▶ QUOTED PASSAGE
______
# Horse Hooves!!!



## Elisabeth Kazup (Aug 23, 2008)

I don't think I would want to give them as chew toys. Penny is not allowed at the barn when the blacksmith is there. She eats them and then throws up. They are loaded with bacteria from the ground and from the horse's feces and urine. I don't think they are a healthy snack.


----------



## Tahnee GR (Aug 26, 2006)

Dogs stomachs can handle an awful lot with very little harm to them. My main concern with hooves, horses or cattle, are the potential for sharp edges that could cut.


----------



## DNL2448 (Feb 13, 2009)

My dogs have always love horse hooves. Too bad I don't have a horse anymore. Never had an issue with them getting sick.


----------



## FinnTastic (Apr 20, 2009)

I didn't think about them being sharp. I haven't noticed that but would keep an eye out for it.


----------



## Oaklys Dad (Dec 28, 2005)

I used to give the store bought ones but they stink to high heaven when the dogs are chewing them.


----------



## Megora (Jun 7, 2010)

I guess it depends.... 

The dogs go nuts when the farrier is around because they can swoop in and steal hoof clippings. But the barn lady does not permit her dogs to eat the hooves any more than she would let them eat horse manure. 

I guess make sure your dogs are vaccinated and covered for worms and thrush...


----------



## Ranger (Nov 11, 2009)

Ranger would eat them if he could but afterwards he throws up so I try not to let him. Same with my old border collie, who'd sneak in and use his sweet face to coerce the farrier to throw him a few. 

I'm interested to know if Ranger could handle them now that he's raw fed and better able to digest things like that...hmmm. Might have to grab a few next time the farrier's out in a few weeks.

One thing I do give Ranger are the chestnut pieces I peel off my horse's legs. It's a little disturbing to see Ranger eating Virgil's body part but they need to be peeled off anyway and Ranger doesn't get any ill effect so, why not?


----------



## FinnTastic (Apr 20, 2009)

Finn hasn't thrown up from them yet. He had his first one in January. 
I don't know what Thrush is, but Finn has all the Vaccinations that the vet has recommended for him. Is this something I should talk to the vet about?


----------



## Megora (Jun 7, 2010)

FinnTastic said:


> Finn hasn't thrown up from them yet. He had his first one in January.
> I don't know what Thrush is, but Finn has all the Vaccinations that the vet has recommended for him. Is this something I should talk to the vet about?


I mentioned thrush because that's a common thing I have to deal with right now and I was admittedly overreacting about people deliberately giving their dogs hoof shavings to chew on and not researching or thinking about it first. 

Yeast is a bacterial infection in the horse's hooves and causes rot. Smelly.
______
▶ SUPPLIED ENTRIES
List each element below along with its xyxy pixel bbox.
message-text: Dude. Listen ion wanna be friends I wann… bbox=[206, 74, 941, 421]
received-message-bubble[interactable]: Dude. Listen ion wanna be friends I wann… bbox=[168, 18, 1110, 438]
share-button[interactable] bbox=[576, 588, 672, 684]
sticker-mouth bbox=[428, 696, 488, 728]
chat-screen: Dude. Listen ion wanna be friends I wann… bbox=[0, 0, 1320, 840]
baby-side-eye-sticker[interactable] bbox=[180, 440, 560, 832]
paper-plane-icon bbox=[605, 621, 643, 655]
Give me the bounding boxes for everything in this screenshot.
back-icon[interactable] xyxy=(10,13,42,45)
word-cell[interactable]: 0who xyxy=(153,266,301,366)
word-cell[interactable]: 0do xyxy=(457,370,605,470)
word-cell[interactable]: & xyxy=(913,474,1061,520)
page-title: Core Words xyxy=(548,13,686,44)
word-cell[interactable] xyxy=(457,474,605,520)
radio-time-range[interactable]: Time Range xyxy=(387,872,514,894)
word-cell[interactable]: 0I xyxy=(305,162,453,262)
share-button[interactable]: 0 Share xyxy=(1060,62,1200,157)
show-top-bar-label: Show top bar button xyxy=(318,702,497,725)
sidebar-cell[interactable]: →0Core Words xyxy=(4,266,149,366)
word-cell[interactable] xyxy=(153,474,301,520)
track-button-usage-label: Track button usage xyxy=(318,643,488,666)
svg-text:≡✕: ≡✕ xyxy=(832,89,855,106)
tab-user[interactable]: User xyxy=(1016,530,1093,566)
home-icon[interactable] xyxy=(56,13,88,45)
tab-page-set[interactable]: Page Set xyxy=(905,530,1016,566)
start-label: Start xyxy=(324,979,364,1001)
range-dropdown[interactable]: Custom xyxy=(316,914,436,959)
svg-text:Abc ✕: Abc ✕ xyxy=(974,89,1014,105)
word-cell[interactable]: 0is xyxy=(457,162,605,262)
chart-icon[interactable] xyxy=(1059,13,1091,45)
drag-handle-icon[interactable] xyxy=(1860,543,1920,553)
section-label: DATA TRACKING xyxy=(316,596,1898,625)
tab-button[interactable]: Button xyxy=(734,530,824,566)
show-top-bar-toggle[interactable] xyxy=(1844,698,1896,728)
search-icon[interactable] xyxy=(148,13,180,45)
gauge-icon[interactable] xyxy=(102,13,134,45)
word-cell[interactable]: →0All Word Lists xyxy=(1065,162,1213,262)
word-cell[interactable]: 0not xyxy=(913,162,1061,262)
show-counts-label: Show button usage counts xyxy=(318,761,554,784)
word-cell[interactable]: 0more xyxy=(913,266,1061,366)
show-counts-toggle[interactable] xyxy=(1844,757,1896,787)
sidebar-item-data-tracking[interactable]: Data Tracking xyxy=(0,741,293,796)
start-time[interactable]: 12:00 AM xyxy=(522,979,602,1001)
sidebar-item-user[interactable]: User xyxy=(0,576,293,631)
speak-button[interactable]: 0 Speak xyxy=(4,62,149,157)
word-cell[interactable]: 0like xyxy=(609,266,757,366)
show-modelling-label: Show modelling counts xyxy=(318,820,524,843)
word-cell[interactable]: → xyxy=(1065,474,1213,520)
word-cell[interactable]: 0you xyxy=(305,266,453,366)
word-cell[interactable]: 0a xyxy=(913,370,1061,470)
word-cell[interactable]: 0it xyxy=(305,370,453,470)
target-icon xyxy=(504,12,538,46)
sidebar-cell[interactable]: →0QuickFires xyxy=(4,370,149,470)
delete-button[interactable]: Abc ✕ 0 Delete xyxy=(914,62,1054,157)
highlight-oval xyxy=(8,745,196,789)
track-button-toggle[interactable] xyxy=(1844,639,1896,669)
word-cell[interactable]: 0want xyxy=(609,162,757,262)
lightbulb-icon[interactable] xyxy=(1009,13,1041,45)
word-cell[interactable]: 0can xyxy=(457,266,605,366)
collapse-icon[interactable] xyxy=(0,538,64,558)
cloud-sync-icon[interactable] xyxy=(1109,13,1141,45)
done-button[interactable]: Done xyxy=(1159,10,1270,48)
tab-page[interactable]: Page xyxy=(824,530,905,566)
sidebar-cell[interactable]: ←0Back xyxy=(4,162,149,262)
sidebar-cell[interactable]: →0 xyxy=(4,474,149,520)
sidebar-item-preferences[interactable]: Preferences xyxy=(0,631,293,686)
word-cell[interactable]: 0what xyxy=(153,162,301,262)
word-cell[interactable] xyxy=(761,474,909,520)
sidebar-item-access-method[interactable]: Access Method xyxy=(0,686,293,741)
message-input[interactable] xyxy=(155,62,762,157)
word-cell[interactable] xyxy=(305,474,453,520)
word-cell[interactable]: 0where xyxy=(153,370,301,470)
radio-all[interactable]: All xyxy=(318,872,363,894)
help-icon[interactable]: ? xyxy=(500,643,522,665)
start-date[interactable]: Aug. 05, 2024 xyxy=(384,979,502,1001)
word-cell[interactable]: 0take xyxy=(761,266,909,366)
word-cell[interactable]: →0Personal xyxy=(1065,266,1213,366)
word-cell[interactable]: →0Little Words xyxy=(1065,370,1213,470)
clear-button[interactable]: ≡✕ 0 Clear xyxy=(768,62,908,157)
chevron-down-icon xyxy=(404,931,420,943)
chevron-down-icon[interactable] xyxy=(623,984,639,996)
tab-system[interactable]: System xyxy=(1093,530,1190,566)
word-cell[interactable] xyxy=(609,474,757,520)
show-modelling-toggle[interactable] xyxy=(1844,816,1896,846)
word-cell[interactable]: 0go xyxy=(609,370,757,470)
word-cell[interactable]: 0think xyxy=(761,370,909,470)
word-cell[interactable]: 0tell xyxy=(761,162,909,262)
______
Copy the part of the horse hooves thread that starts with the words containing "Dogs stomachs can" and ends with "them getting sick.".

Dogs stomachs can handle an awful lot with very little harm to them. My main concern with hooves, horses or cattle, are the potential for sharp edges that could cut.


----------



## DNL2448 (Feb 13, 2009)

My dogs have always love horse hooves. Too bad I don't have a horse anymore. Never had an issue with them getting sick.